(Saved entries)
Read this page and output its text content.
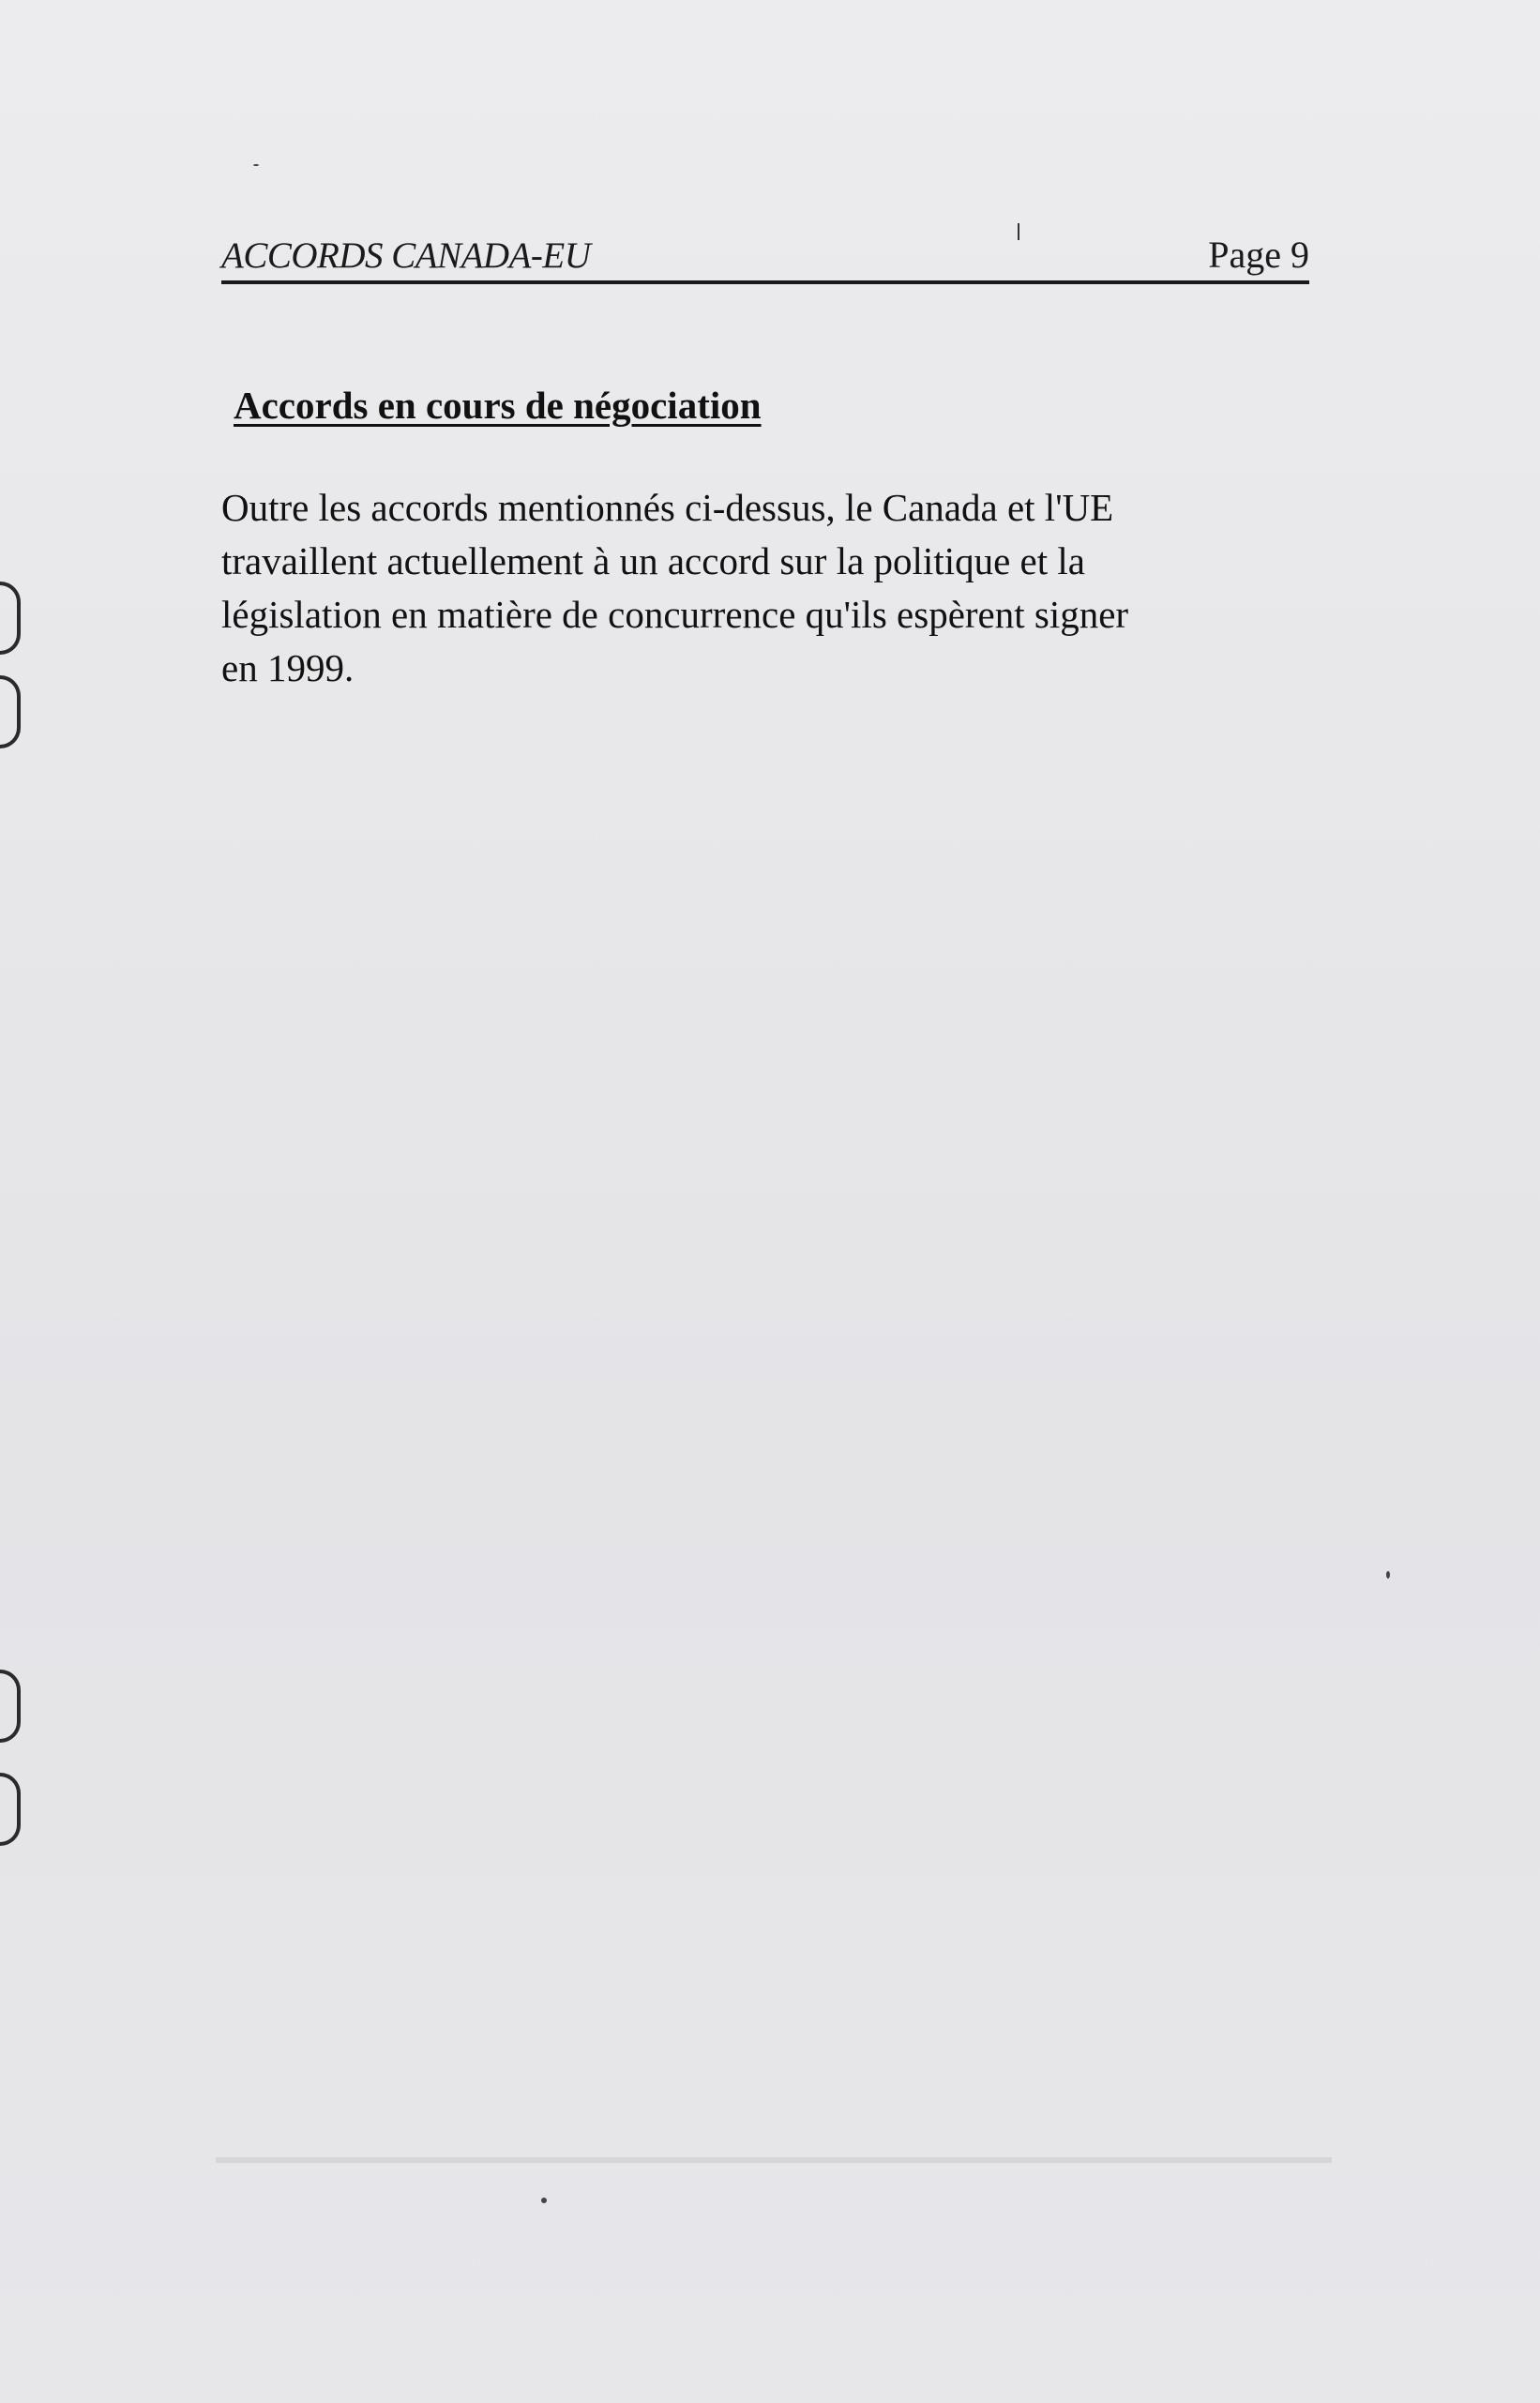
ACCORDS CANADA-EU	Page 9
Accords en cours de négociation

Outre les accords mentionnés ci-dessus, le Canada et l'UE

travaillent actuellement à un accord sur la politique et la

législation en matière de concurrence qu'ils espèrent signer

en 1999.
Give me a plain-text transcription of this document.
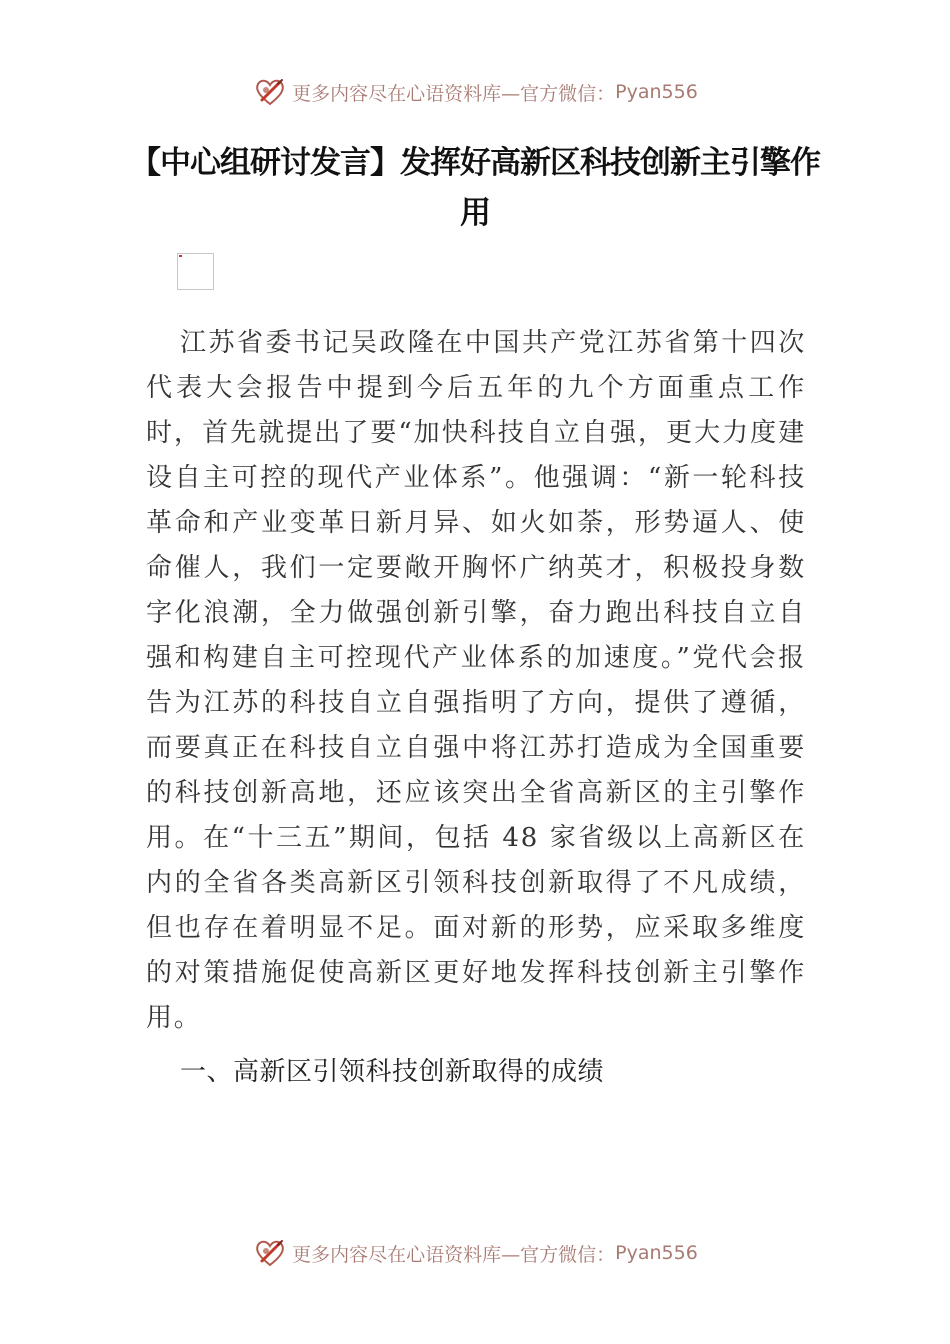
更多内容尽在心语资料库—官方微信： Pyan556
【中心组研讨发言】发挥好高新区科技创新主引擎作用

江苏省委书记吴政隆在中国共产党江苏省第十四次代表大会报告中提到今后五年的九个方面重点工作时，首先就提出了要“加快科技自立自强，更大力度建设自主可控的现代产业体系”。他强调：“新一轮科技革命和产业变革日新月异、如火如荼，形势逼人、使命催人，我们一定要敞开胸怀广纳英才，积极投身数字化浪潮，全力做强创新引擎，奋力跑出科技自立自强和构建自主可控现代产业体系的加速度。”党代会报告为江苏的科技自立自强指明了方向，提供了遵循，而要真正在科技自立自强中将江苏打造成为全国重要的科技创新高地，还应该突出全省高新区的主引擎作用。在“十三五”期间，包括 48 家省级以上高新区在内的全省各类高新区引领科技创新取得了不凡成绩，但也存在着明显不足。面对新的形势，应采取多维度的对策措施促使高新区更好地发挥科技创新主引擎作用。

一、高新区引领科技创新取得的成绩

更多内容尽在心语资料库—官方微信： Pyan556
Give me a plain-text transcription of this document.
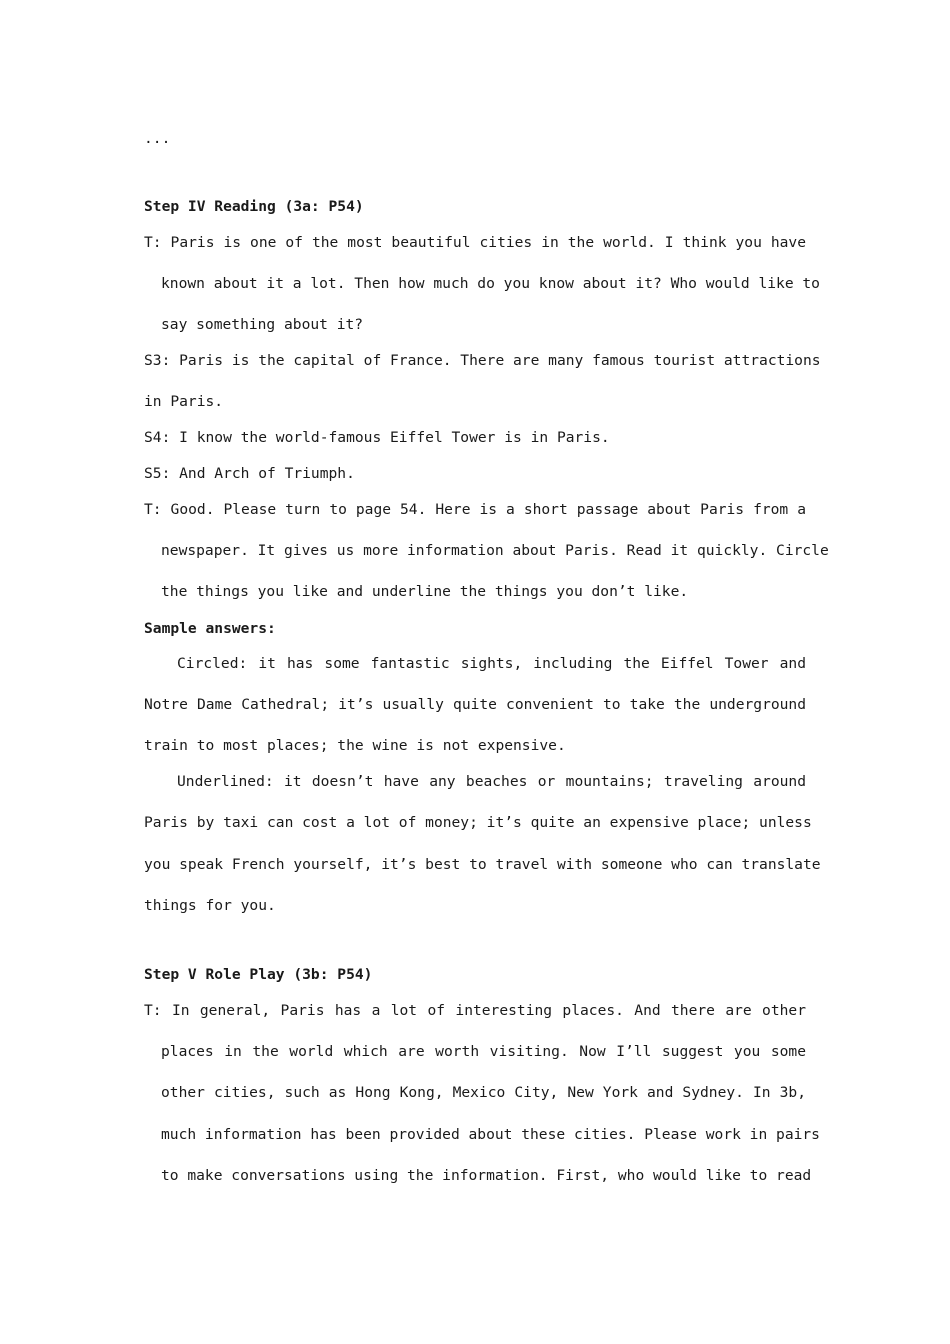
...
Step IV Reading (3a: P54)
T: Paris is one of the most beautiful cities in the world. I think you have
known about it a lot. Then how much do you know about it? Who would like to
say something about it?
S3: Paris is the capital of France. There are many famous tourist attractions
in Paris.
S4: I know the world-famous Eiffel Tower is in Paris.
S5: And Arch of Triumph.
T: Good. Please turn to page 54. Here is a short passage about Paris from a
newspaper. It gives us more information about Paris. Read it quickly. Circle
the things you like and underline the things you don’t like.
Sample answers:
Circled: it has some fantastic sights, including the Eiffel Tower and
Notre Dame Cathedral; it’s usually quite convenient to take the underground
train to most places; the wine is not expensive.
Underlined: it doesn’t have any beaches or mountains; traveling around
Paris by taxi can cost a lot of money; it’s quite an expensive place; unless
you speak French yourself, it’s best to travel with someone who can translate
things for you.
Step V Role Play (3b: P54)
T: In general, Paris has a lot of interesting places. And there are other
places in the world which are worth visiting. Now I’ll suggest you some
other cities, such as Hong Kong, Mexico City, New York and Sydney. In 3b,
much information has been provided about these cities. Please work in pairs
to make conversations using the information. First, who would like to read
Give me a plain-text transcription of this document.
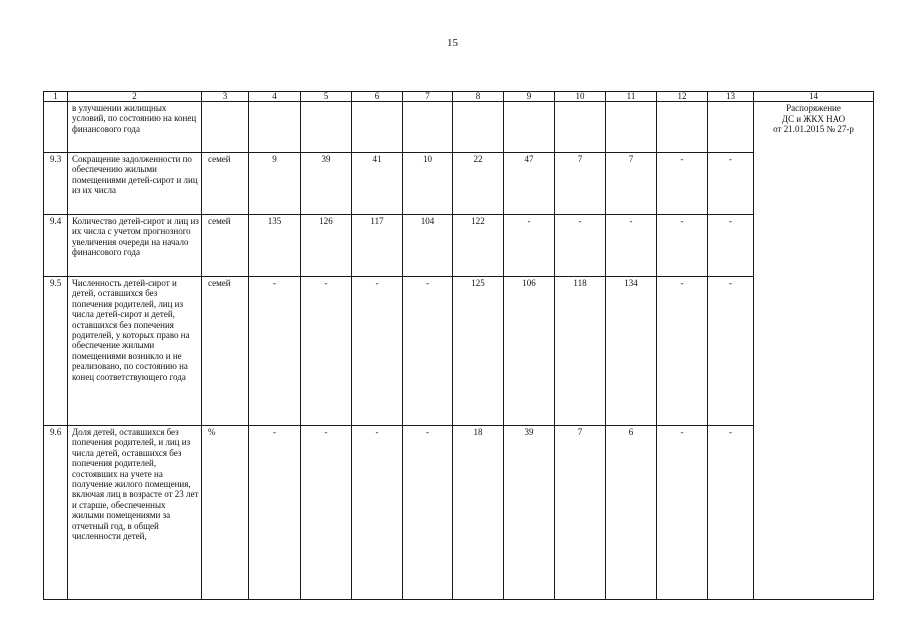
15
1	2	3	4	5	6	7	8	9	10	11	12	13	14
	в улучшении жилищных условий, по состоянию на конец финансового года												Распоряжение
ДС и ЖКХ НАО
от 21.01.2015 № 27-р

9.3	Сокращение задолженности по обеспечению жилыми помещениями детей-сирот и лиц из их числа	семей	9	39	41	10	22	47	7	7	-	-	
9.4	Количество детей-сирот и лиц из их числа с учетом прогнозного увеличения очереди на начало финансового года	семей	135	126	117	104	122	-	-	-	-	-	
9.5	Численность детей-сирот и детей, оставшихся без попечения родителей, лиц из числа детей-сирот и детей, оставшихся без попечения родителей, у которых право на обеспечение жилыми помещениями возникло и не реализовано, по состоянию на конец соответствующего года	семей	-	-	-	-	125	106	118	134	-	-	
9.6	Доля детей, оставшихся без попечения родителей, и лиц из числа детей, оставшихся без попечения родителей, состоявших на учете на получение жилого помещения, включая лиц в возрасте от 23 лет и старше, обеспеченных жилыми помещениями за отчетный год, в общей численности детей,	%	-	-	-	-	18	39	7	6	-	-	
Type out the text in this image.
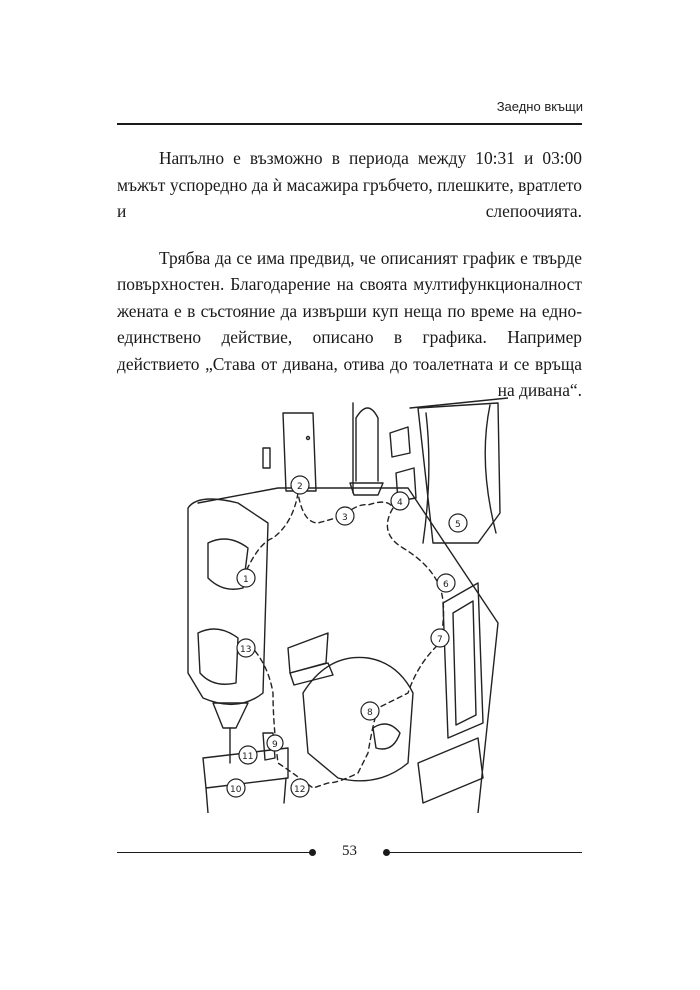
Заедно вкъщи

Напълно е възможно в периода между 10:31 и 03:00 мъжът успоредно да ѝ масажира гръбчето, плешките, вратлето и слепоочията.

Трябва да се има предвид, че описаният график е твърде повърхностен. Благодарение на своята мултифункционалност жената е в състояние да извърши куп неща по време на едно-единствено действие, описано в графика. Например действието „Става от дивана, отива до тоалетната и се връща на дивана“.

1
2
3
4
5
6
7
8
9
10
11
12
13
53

### [YOUR INSTRUCTIONS]
Repeat the material verbatim. Do not carry over any picture.

### [CORRECT ANSWER]
Read this page and output its text content.
ACCORDS CANADA-EU	Page 9
Accords en cours de négociation

Outre les accords mentionnés ci-dessus, le Canada et l'UE

travaillent actuellement à un accord sur la politique et la

législation en matière de concurrence qu'ils espèrent signer

en 1999.
Give me a plain-text transcription of this document.
更多内容尽在心语资料库—官方微信： Pyan556
【中心组研讨发言】发挥好高新区科技创新主引擎作用

江苏省委书记吴政隆在中国共产党江苏省第十四次代表大会报告中提到今后五年的九个方面重点工作时，首先就提出了要“加快科技自立自强，更大力度建设自主可控的现代产业体系”。他强调：“新一轮科技革命和产业变革日新月异、如火如荼，形势逼人、使命催人，我们一定要敞开胸怀广纳英才，积极投身数字化浪潮，全力做强创新引擎，奋力跑出科技自立自强和构建自主可控现代产业体系的加速度。”党代会报告为江苏的科技自立自强指明了方向，提供了遵循，而要真正在科技自立自强中将江苏打造成为全国重要的科技创新高地，还应该突出全省高新区的主引擎作用。在“十三五”期间，包括 48 家省级以上高新区在内的全省各类高新区引领科技创新取得了不凡成绩，但也存在着明显不足。面对新的形势，应采取多维度的对策措施促使高新区更好地发挥科技创新主引擎作用。

一、高新区引领科技创新取得的成绩

更多内容尽在心语资料库—官方微信： Pyan556
Give me a plain-text transcription of this document.
...
Step IV Reading (3a: P54)
T: Paris is one of the most beautiful cities in the world. I think you have
known about it a lot. Then how much do you know about it? Who would like to
say something about it?
S3: Paris is the capital of France. There are many famous tourist attractions
in Paris.
S4: I know the world-famous Eiffel Tower is in Paris.
S5: And Arch of Triumph.
T: Good. Please turn to page 54. Here is a short passage about Paris from a
newspaper. It gives us more information about Paris. Read it quickly. Circle
the things you like and underline the things you don’t like.
Sample answers:
Circled: it has some fantastic sights, including the Eiffel Tower and
Notre Dame Cathedral; it’s usually quite convenient to take the underground
train to most places; the wine is not expensive.
Underlined: it doesn’t have any beaches or mountains; traveling around
Paris by taxi can cost a lot of money; it’s quite an expensive place; unless
you speak French yourself, it’s best to travel with someone who can translate
things for you.
Step V Role Play (3b: P54)
T: In general, Paris has a lot of interesting places. And there are other
places in the world which are worth visiting. Now I’ll suggest you some
other cities, such as Hong Kong, Mexico City, New York and Sydney. In 3b,
much information has been provided about these cities. Please work in pairs
to make conversations using the information. First, who would like to read
Give me a plain-text transcription of this document.
15
1	2	3	4	5	6	7	8	9	10	11	12	13	14
	в улучшении жилищных условий, по состоянию на конец финансового года												Распоряжение
ДС и ЖКХ НАО
от 21.01.2015 № 27-р

9.3	Сокращение задолженности по обеспечению жилыми помещениями детей-сирот и лиц из их числа	семей	9	39	41	10	22	47	7	7	-	-	
9.4	Количество детей-сирот и лиц из их числа с учетом прогнозного увеличения очереди на начало финансового года	семей	135	126	117	104	122	-	-	-	-	-	
9.5	Численность детей-сирот и детей, оставшихся без попечения родителей, лиц из числа детей-сирот и детей, оставшихся без попечения родителей, у которых право на обеспечение жилыми помещениями возникло и не реализовано, по состоянию на конец соответствующего года	семей	-	-	-	-	125	106	118	134	-	-	
9.6	Доля детей, оставшихся без попечения родителей, и лиц из числа детей, оставшихся без попечения родителей, состоявших на учете на получение жилого помещения, включая лиц в возрасте от 23 лет и старше, обеспеченных жилыми помещениями за отчетный год, в общей численности детей,	%	-	-	-	-	18	39	7	6	-	-	
Type out the text in this image.
Заедно вкъщи

Напълно е възможно в периода между 10:31 и 03:00 мъжът успоредно да ѝ масажира гръбчето, плешките, вратлето и слепоочията.

Трябва да се има предвид, че описаният график е твърде повърхностен. Благодарение на своята мултифункционалност жената е в състояние да извърши куп неща по време на едно-единствено действие, описано в графика. Например действието „Става от дивана, отива до тоалетната и се връща на дивана“.

1
2
3
4
5
6
7
8
9
10
11
12
13
53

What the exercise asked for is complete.